DIRECTIONS - Your task is to retype each line of the data below exactly.

(Data entries for graphics)
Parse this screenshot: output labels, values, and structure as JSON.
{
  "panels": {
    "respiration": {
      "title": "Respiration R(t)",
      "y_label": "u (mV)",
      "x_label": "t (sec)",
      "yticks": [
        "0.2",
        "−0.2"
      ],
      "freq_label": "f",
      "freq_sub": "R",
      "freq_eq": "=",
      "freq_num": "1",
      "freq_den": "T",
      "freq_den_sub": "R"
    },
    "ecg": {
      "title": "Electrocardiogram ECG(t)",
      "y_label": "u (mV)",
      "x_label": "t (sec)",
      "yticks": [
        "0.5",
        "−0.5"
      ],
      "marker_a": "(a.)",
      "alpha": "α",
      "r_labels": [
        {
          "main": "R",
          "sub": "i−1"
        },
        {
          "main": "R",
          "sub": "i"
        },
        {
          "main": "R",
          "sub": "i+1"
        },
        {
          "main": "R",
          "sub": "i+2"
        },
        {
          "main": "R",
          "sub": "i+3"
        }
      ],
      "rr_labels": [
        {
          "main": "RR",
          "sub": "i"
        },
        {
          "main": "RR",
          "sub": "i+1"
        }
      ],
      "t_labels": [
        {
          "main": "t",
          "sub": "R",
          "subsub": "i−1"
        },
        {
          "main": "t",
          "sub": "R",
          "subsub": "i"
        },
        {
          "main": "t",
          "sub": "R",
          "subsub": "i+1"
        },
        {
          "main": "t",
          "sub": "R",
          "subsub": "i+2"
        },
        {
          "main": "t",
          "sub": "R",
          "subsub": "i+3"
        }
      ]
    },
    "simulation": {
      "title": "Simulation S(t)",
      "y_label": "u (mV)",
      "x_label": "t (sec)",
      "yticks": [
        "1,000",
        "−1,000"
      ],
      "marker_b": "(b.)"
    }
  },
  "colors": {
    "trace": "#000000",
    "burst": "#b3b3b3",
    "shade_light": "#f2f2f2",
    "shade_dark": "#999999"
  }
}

RESULT -
Parse this screenshot: output labels, values, and structure as JSON.
{
  "panels": {
    "respiration": {
      "title": "Respiration R(t)",
      "y_label": "u (mV)",
      "x_label": "t (sec)",
      "yticks": [
        "0.2",
        "−0.2"
      ],
      "freq_label": "f",
      "freq_sub": "R",
      "freq_eq": "=",
      "freq_num": "1",
      "freq_den": "T",
      "freq_den_sub": "R"
    },
    "ecg": {
      "title": "Electrocardiogram ECG(t)",
      "y_label": "u (mV)",
      "x_label": "t (sec)",
      "yticks": [
        "0.5",
        "−0.5"
      ],
      "marker_a": "(a.)",
      "alpha": "α",
      "r_labels": [
        {
          "main": "R",
          "sub": "i−1"
        },
        {
          "main": "R",
          "sub": "i"
        },
        {
          "main": "R",
          "sub": "i+1"
        },
        {
          "main": "R",
          "sub": "i+2"
        },
        {
          "main": "R",
          "sub": "i+3"
        }
      ],
      "rr_labels": [
        {
          "main": "RR",
          "sub": "i"
        },
        {
          "main": "RR",
          "sub": "i+1"
        }
      ],
      "t_labels": [
        {
          "main": "t",
          "sub": "R",
          "subsub": "i−1"
        },
        {
          "main": "t",
          "sub": "R",
          "subsub": "i"
        },
        {
          "main": "t",
          "sub": "R",
          "subsub": "i+1"
        },
        {
          "main": "t",
          "sub": "R",
          "subsub": "i+2"
        },
        {
          "main": "t",
          "sub": "R",
          "subsub": "i+3"
        }
      ]
    },
    "simulation": {
      "title": "Simulation S(t)",
      "y_label": "u (mV)",
      "x_label": "t (sec)",
      "yticks": [
        "1,000",
        "−1,000"
      ],
      "marker_b": "(b.)"
    }
  },
  "colors": {
    "trace": "#000000",
    "burst": "#b3b3b3",
    "shade_light": "#f2f2f2",
    "shade_dark": "#999999"
  }
}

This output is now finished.